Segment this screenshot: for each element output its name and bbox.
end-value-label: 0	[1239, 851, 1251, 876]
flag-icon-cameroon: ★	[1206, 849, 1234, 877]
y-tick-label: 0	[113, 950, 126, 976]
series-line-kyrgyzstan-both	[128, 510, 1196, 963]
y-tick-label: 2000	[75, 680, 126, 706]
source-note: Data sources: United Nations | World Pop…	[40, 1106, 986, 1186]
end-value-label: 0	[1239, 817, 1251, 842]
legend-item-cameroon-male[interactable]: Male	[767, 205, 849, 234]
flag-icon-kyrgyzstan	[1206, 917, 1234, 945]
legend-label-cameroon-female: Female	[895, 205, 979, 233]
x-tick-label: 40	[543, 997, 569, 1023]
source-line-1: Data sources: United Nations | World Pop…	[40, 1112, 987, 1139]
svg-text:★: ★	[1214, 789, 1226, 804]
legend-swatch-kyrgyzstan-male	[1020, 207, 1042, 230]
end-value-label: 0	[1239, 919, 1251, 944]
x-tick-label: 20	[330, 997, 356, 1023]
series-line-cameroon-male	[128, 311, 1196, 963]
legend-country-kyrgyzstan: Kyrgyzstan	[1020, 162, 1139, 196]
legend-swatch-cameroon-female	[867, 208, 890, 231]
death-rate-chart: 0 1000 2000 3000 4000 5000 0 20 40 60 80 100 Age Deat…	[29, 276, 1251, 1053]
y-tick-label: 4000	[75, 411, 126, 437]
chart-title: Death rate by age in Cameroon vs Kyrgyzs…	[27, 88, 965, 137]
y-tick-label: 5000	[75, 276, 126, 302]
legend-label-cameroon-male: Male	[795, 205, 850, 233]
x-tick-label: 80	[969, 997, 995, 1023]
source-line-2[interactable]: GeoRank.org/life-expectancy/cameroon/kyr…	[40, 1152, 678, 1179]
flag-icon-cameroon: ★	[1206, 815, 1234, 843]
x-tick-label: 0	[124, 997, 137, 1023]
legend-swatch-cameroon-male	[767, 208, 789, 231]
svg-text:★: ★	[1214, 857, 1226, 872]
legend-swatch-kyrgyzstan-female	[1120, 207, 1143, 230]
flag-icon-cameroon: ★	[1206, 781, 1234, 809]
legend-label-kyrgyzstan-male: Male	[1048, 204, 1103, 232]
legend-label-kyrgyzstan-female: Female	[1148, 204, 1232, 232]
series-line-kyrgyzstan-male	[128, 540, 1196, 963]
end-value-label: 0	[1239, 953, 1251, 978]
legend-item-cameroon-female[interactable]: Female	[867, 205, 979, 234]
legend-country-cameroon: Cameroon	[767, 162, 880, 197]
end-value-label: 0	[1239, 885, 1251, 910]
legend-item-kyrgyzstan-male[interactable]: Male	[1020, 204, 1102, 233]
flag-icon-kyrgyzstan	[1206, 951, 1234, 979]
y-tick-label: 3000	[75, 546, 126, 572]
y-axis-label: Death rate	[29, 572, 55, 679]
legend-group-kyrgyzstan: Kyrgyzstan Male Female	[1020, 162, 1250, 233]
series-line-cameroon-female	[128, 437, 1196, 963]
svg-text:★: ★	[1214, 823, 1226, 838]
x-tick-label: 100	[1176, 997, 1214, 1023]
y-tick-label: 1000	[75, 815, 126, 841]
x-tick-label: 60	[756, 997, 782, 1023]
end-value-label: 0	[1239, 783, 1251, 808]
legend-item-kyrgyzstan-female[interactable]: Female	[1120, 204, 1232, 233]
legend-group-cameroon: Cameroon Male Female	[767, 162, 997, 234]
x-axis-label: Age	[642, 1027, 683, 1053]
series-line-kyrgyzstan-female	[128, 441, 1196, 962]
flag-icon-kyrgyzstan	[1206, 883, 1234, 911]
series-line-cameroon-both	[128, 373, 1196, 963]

________________________

Reproduce every line of the data above verbatim, with no changes.

Segment this screenshot: for each element output its name and bbox.
end-value-label: 0	[1239, 851, 1251, 876]
flag-icon-cameroon: ★	[1206, 849, 1234, 877]
y-tick-label: 0	[113, 950, 126, 976]
series-line-kyrgyzstan-both	[128, 510, 1196, 963]
y-tick-label: 2000	[75, 680, 126, 706]
source-note: Data sources: United Nations | World Pop…	[40, 1106, 986, 1186]
end-value-label: 0	[1239, 817, 1251, 842]
legend-item-cameroon-male[interactable]: Male	[767, 205, 849, 234]
flag-icon-kyrgyzstan	[1206, 917, 1234, 945]
legend-label-cameroon-female: Female	[895, 205, 979, 233]
x-tick-label: 40	[543, 997, 569, 1023]
source-line-1: Data sources: United Nations | World Pop…	[40, 1112, 987, 1139]
svg-text:★: ★	[1214, 789, 1226, 804]
legend-swatch-kyrgyzstan-male	[1020, 207, 1042, 230]
end-value-label: 0	[1239, 919, 1251, 944]
x-tick-label: 20	[330, 997, 356, 1023]
series-line-cameroon-male	[128, 311, 1196, 963]
legend-country-kyrgyzstan: Kyrgyzstan	[1020, 162, 1139, 196]
legend-swatch-cameroon-female	[867, 208, 890, 231]
death-rate-chart: 0 1000 2000 3000 4000 5000 0 20 40 60 80 100 Age Deat…	[29, 276, 1251, 1053]
y-tick-label: 4000	[75, 411, 126, 437]
chart-title: Death rate by age in Cameroon vs Kyrgyzs…	[27, 88, 965, 137]
y-tick-label: 5000	[75, 276, 126, 302]
legend-label-cameroon-male: Male	[795, 205, 850, 233]
x-tick-label: 80	[969, 997, 995, 1023]
source-line-2[interactable]: GeoRank.org/life-expectancy/cameroon/kyr…	[40, 1152, 678, 1179]
flag-icon-cameroon: ★	[1206, 815, 1234, 843]
x-tick-label: 0	[124, 997, 137, 1023]
legend-swatch-cameroon-male	[767, 208, 789, 231]
svg-text:★: ★	[1214, 857, 1226, 872]
legend-swatch-kyrgyzstan-female	[1120, 207, 1143, 230]
flag-icon-cameroon: ★	[1206, 781, 1234, 809]
legend-label-kyrgyzstan-male: Male	[1048, 204, 1103, 232]
legend-label-kyrgyzstan-female: Female	[1148, 204, 1232, 232]
series-line-kyrgyzstan-male	[128, 540, 1196, 963]
end-value-label: 0	[1239, 953, 1251, 978]
legend-item-cameroon-female[interactable]: Female	[867, 205, 979, 234]
legend-country-cameroon: Cameroon	[767, 162, 880, 197]
end-value-label: 0	[1239, 885, 1251, 910]
legend-item-kyrgyzstan-male[interactable]: Male	[1020, 204, 1102, 233]
flag-icon-kyrgyzstan	[1206, 951, 1234, 979]
y-tick-label: 3000	[75, 546, 126, 572]
y-axis-label: Death rate	[29, 572, 55, 679]
legend-group-kyrgyzstan: Kyrgyzstan Male Female	[1020, 162, 1250, 233]
series-line-cameroon-female	[128, 437, 1196, 963]
svg-text:★: ★	[1214, 823, 1226, 838]
x-tick-label: 100	[1176, 997, 1214, 1023]
y-tick-label: 1000	[75, 815, 126, 841]
x-tick-label: 60	[756, 997, 782, 1023]
end-value-label: 0	[1239, 783, 1251, 808]
legend-item-kyrgyzstan-female[interactable]: Female	[1120, 204, 1232, 233]
legend-group-cameroon: Cameroon Male Female	[767, 162, 997, 234]
x-axis-label: Age	[642, 1027, 683, 1053]
series-line-kyrgyzstan-female	[128, 441, 1196, 962]
flag-icon-kyrgyzstan	[1206, 883, 1234, 911]
series-line-cameroon-both	[128, 373, 1196, 963]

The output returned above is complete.